■ **Records from a dataset**
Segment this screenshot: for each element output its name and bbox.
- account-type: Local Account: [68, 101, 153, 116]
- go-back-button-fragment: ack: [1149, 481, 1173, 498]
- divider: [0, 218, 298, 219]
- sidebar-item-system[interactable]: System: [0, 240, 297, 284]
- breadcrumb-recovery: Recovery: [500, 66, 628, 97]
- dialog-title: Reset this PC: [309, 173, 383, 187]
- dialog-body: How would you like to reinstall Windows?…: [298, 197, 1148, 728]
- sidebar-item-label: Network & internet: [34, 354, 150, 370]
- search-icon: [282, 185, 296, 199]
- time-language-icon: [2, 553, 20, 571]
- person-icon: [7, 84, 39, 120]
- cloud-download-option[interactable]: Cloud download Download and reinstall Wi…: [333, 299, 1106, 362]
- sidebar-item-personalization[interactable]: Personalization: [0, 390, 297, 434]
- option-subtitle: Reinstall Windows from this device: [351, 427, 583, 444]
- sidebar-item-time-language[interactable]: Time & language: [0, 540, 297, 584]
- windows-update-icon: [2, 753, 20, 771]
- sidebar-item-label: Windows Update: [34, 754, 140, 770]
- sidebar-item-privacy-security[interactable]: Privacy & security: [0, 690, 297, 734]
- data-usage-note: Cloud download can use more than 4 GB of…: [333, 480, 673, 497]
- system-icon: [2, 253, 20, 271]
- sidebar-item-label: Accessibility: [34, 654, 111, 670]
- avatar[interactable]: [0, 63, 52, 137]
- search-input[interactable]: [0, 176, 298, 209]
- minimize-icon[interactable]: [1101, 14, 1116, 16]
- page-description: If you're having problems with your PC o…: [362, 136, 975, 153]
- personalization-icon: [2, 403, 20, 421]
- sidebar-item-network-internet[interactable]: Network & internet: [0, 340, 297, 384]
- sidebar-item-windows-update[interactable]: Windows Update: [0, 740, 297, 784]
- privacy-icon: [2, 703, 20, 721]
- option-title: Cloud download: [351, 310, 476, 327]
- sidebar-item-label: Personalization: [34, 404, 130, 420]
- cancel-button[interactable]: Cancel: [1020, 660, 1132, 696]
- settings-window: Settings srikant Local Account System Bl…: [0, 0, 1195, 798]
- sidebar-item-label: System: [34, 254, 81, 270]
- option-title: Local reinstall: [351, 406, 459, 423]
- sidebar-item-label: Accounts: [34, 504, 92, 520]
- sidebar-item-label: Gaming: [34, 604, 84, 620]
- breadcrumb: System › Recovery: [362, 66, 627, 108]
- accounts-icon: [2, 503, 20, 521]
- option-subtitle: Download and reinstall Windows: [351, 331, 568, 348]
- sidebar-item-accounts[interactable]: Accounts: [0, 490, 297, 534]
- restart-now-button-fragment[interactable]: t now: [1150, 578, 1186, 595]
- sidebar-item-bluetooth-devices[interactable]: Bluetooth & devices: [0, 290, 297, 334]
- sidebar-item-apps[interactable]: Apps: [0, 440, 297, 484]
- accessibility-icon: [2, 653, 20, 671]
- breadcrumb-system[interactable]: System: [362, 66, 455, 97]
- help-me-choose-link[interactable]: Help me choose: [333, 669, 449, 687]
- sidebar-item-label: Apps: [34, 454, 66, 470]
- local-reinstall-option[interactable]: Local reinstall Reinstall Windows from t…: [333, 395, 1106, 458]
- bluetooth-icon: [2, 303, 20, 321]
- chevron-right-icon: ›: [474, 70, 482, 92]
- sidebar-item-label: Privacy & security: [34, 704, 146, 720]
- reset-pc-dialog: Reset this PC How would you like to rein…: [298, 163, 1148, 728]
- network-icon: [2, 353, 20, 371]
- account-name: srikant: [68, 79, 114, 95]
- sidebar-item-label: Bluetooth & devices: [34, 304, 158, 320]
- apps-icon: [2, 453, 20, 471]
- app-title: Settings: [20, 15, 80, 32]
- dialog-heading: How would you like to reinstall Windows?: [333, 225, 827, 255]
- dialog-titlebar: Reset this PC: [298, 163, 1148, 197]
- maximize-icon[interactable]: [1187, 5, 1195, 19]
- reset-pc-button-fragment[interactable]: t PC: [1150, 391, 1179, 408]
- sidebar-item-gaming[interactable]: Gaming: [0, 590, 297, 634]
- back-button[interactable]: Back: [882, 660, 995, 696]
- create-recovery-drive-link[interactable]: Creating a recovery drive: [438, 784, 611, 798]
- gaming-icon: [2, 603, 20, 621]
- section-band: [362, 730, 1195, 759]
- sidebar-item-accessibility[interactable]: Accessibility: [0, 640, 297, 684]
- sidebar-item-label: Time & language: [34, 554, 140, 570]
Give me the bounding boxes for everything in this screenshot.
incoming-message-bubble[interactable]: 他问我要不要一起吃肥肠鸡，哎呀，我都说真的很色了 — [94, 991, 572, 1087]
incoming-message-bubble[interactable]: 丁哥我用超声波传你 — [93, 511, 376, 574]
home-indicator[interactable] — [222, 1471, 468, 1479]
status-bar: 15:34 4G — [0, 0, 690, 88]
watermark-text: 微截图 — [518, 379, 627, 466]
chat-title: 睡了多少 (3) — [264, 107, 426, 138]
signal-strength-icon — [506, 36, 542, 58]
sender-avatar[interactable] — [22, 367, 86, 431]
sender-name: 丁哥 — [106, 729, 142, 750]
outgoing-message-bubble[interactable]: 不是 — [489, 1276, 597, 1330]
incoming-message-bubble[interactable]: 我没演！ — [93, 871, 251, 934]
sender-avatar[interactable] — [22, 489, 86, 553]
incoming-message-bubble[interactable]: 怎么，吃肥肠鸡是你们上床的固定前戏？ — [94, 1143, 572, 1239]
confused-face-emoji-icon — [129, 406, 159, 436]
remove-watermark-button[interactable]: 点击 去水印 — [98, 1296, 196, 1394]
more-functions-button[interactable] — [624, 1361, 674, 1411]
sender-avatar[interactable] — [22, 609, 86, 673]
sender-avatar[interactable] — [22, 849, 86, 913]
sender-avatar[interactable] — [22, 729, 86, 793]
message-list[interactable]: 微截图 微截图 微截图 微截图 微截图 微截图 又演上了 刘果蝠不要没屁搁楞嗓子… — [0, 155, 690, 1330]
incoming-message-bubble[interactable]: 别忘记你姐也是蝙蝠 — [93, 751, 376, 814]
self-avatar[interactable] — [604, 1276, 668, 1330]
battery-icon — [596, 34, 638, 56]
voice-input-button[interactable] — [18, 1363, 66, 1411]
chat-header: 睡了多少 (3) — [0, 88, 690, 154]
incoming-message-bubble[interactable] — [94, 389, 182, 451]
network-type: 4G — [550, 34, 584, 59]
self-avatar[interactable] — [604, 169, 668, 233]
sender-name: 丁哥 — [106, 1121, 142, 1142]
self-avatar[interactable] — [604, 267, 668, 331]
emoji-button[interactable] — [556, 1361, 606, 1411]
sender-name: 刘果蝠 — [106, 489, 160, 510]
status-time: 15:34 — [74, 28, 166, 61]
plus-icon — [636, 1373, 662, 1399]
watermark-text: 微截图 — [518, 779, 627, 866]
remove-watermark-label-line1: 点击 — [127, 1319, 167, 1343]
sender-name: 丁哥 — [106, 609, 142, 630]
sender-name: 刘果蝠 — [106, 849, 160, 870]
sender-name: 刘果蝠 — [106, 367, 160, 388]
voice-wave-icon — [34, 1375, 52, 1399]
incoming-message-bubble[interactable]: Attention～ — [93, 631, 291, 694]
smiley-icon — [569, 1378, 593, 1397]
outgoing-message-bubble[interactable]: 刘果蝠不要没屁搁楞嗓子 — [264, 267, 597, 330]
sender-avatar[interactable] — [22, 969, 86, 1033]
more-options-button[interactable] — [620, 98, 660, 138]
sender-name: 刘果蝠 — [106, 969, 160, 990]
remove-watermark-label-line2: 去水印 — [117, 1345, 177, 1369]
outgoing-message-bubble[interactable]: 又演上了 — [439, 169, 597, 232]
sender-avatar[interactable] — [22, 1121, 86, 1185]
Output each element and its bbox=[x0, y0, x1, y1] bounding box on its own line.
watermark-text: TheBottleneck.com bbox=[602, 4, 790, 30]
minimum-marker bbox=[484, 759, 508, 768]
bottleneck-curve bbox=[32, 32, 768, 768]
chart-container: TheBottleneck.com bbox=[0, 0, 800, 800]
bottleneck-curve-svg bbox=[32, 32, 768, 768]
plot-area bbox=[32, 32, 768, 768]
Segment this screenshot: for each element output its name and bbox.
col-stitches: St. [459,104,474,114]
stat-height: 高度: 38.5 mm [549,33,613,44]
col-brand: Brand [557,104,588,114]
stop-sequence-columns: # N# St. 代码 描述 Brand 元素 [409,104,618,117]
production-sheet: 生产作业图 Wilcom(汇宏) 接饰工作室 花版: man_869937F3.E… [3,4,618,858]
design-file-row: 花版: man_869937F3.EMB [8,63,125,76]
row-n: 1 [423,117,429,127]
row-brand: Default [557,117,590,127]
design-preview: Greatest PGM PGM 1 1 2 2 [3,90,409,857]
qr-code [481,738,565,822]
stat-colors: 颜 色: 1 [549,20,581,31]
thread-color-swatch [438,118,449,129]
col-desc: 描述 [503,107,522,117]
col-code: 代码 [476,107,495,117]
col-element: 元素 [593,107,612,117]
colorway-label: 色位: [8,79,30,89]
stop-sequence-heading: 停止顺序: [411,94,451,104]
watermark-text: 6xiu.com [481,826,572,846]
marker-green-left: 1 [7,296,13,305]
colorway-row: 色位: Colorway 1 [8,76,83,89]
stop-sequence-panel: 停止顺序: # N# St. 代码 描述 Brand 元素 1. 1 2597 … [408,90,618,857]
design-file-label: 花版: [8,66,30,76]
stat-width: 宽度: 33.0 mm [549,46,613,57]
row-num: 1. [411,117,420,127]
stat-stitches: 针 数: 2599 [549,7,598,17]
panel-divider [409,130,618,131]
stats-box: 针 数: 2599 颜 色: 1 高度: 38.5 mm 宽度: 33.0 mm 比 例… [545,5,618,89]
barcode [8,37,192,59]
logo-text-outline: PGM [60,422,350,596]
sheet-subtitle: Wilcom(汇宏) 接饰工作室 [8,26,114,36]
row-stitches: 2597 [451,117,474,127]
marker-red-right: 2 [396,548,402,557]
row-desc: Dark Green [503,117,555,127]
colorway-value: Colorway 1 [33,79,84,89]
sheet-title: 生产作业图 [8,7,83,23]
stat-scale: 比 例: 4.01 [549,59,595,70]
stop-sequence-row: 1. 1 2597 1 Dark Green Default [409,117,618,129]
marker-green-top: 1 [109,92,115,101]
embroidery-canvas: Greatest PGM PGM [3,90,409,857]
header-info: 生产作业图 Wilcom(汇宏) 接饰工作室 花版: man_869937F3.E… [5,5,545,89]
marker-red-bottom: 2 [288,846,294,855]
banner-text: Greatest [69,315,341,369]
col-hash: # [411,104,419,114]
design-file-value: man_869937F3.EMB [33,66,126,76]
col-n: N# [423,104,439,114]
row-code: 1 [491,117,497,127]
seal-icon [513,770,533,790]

■ **TASK DIRECTIONS**
Print everything from the start of the records down to the line containing "- sidebar-item-label: Network", including that line.

■ **SOLUTION**
Segment this screenshot: for each element output its name and bbox.
- account-type: Local Account: [68, 101, 153, 116]
- go-back-button-fragment: ack: [1149, 481, 1173, 498]
- divider: [0, 218, 298, 219]
- sidebar-item-system[interactable]: System: [0, 240, 297, 284]
- breadcrumb-recovery: Recovery: [500, 66, 628, 97]
- dialog-title: Reset this PC: [309, 173, 383, 187]
- dialog-body: How would you like to reinstall Windows?…: [298, 197, 1148, 728]
- sidebar-item-label: Network & internet: [34, 354, 150, 370]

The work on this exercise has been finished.